-- Begin --

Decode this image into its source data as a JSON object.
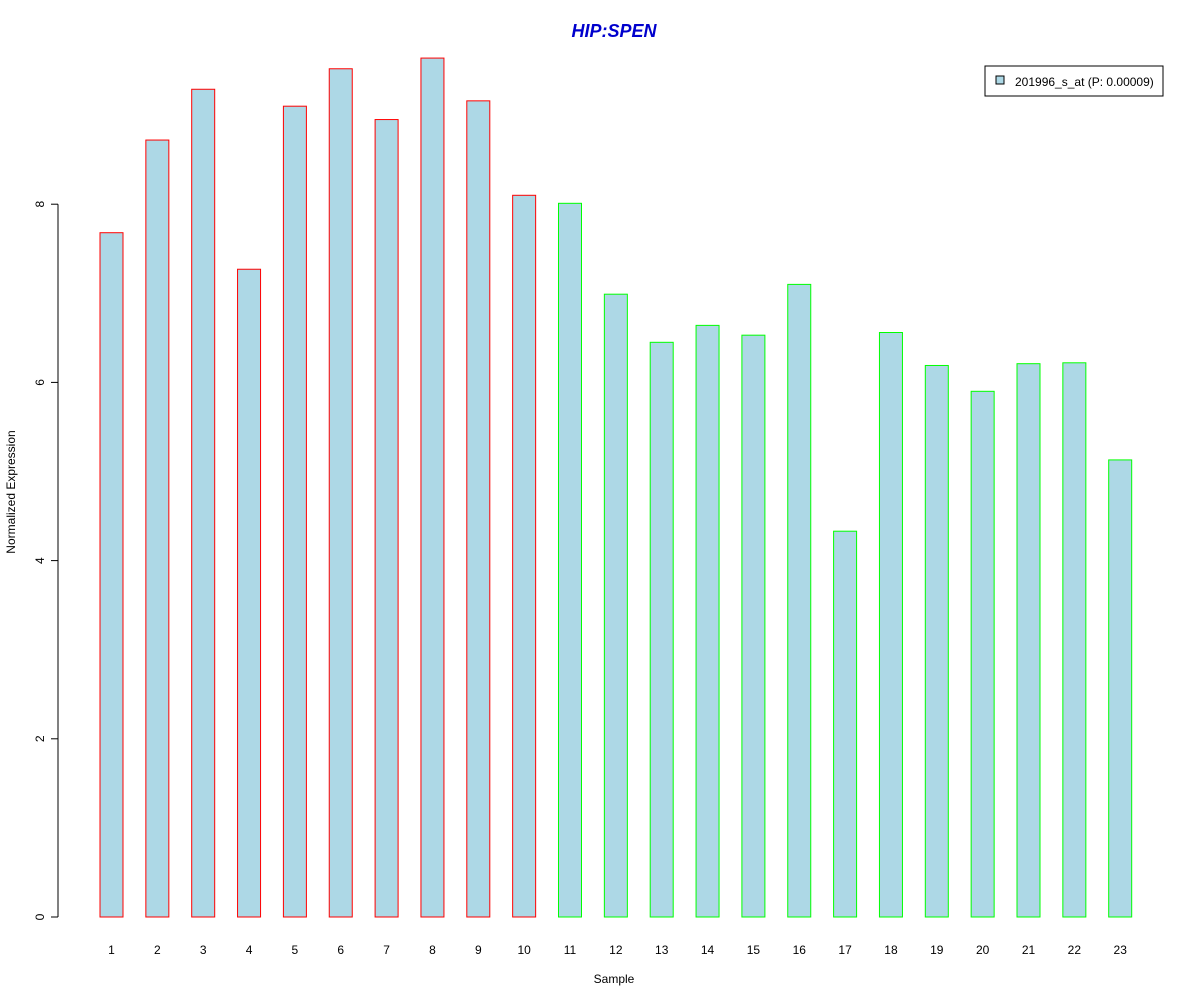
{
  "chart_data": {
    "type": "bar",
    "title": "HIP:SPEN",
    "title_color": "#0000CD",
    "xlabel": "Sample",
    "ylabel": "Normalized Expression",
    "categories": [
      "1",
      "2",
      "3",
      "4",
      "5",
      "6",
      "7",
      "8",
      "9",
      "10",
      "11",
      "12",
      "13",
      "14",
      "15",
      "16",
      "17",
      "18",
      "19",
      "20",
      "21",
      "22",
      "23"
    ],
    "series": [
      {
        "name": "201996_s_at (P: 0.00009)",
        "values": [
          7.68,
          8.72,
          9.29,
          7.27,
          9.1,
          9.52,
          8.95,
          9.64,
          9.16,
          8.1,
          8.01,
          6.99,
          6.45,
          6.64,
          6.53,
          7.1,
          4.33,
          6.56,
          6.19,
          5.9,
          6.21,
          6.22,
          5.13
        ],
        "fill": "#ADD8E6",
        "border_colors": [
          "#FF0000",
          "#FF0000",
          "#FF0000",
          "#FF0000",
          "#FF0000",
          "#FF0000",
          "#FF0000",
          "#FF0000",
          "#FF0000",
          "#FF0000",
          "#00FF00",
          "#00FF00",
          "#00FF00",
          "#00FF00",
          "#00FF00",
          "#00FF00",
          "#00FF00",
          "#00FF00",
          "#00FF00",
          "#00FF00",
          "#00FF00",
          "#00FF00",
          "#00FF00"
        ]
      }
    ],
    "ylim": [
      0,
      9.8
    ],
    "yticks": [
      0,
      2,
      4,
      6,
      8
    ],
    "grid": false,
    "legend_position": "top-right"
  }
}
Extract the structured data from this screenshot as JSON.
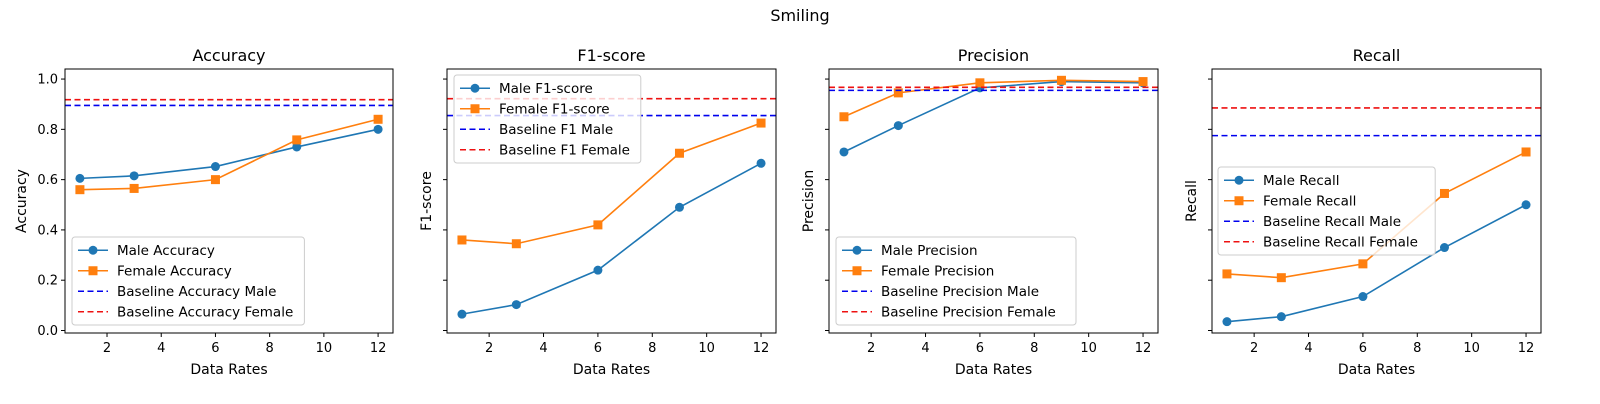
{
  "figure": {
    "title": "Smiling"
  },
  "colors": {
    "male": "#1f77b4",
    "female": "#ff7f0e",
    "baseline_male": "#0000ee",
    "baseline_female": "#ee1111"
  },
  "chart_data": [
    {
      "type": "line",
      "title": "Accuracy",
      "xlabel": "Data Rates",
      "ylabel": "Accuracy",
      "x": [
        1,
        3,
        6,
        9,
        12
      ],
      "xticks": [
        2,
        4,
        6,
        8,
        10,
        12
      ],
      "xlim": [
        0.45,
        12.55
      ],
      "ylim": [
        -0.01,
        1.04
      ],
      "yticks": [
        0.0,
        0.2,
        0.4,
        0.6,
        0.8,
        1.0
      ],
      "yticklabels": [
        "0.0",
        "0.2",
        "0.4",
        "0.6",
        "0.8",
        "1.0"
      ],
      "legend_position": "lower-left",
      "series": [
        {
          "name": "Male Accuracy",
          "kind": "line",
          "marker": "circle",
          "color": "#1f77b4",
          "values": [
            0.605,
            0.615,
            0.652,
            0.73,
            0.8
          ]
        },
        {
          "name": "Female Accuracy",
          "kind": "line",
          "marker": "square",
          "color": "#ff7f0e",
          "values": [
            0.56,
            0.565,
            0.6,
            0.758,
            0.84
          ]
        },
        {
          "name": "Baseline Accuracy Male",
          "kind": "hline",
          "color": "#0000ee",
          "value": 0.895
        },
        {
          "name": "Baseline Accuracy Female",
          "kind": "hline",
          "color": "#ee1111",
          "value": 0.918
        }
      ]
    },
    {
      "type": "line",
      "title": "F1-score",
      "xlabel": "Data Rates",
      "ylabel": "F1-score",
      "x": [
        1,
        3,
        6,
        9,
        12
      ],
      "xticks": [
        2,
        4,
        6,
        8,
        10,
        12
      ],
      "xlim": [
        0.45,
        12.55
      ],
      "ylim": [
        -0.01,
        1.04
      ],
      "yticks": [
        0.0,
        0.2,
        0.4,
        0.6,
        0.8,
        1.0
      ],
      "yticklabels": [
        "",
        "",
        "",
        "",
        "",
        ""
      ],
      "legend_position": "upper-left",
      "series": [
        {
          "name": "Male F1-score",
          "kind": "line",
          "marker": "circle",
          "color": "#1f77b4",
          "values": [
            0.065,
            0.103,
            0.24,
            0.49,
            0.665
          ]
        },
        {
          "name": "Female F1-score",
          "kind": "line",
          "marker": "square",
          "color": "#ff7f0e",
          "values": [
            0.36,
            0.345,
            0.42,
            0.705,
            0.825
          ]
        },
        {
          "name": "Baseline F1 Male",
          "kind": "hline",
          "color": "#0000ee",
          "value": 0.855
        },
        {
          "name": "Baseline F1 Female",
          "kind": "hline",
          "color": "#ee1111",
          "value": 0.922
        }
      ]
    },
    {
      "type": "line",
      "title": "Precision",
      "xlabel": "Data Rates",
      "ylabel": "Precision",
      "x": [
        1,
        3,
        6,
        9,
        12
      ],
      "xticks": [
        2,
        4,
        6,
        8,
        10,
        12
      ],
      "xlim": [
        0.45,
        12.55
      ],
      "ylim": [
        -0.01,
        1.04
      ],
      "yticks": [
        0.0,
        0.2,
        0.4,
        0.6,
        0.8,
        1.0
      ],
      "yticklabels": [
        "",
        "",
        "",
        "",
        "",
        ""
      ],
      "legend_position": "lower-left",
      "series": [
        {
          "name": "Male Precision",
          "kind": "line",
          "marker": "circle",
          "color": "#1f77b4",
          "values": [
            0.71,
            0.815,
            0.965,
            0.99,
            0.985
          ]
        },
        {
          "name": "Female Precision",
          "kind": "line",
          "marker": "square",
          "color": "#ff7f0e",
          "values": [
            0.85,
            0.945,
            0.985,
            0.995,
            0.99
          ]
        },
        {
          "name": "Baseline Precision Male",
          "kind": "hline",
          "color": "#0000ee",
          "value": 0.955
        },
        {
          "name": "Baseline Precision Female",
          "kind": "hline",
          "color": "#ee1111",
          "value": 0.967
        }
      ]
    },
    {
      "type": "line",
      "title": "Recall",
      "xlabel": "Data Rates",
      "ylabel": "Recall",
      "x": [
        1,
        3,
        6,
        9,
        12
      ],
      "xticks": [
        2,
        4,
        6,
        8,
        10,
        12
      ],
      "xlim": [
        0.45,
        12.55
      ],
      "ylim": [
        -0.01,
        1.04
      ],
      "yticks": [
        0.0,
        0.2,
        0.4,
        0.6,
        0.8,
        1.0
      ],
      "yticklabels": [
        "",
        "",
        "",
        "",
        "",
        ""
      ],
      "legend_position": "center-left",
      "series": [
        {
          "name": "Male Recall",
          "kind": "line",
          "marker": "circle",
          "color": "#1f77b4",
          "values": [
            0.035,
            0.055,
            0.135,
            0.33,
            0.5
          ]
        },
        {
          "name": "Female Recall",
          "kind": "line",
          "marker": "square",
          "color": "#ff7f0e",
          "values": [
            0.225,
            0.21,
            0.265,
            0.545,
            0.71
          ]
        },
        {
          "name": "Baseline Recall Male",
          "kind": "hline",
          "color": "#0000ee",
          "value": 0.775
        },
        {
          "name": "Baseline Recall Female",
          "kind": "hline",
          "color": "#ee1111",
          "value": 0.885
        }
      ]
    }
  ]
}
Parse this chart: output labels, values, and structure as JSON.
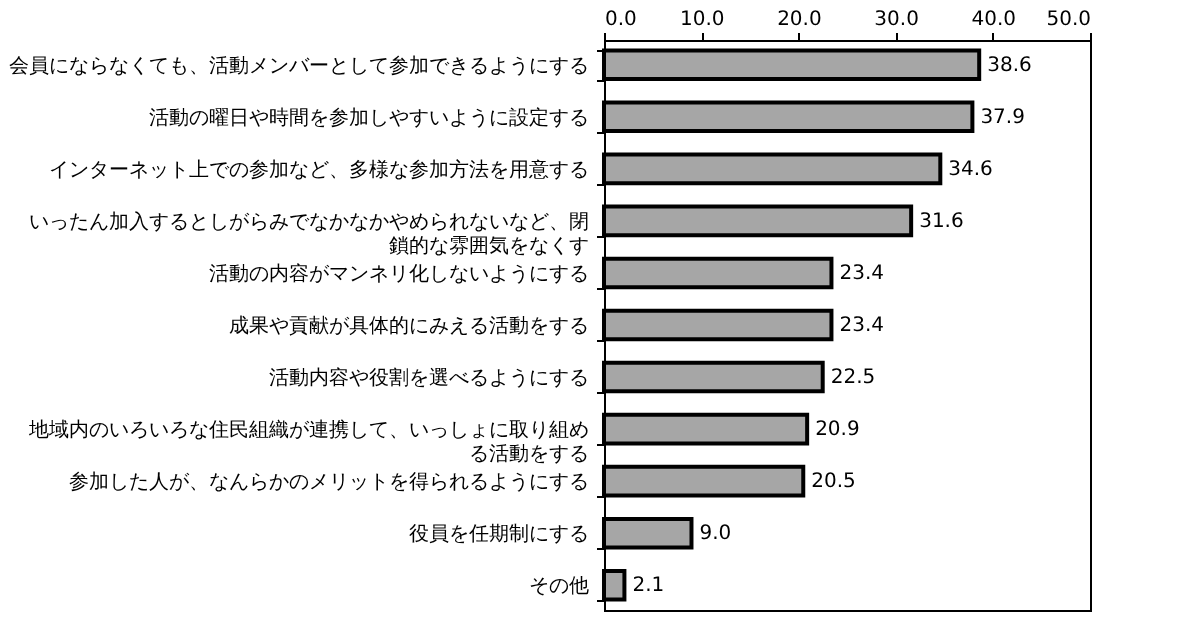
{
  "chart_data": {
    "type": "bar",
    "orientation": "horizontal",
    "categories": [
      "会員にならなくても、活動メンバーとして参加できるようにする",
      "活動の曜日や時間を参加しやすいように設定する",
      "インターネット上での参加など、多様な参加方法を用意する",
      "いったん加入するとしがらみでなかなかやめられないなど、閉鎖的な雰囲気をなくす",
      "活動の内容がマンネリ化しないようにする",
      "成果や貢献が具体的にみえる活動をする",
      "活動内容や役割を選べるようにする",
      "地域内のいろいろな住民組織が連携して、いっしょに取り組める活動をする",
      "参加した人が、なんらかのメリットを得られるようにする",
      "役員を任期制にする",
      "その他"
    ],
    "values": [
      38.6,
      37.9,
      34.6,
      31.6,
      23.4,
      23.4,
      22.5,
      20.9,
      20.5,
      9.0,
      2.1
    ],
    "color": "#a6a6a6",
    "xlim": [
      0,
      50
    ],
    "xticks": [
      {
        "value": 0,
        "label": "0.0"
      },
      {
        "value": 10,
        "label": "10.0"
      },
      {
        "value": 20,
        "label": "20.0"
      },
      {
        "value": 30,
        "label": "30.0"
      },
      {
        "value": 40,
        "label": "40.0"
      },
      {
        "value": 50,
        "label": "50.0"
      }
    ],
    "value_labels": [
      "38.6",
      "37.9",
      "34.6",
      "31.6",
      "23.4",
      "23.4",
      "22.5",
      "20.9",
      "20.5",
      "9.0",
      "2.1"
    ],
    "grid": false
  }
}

-- End --

§ **TASK GOAL**:
Tell how many lines of the records above hold the string "score". Give no other text.

§ **TASK SOLUTION**:
4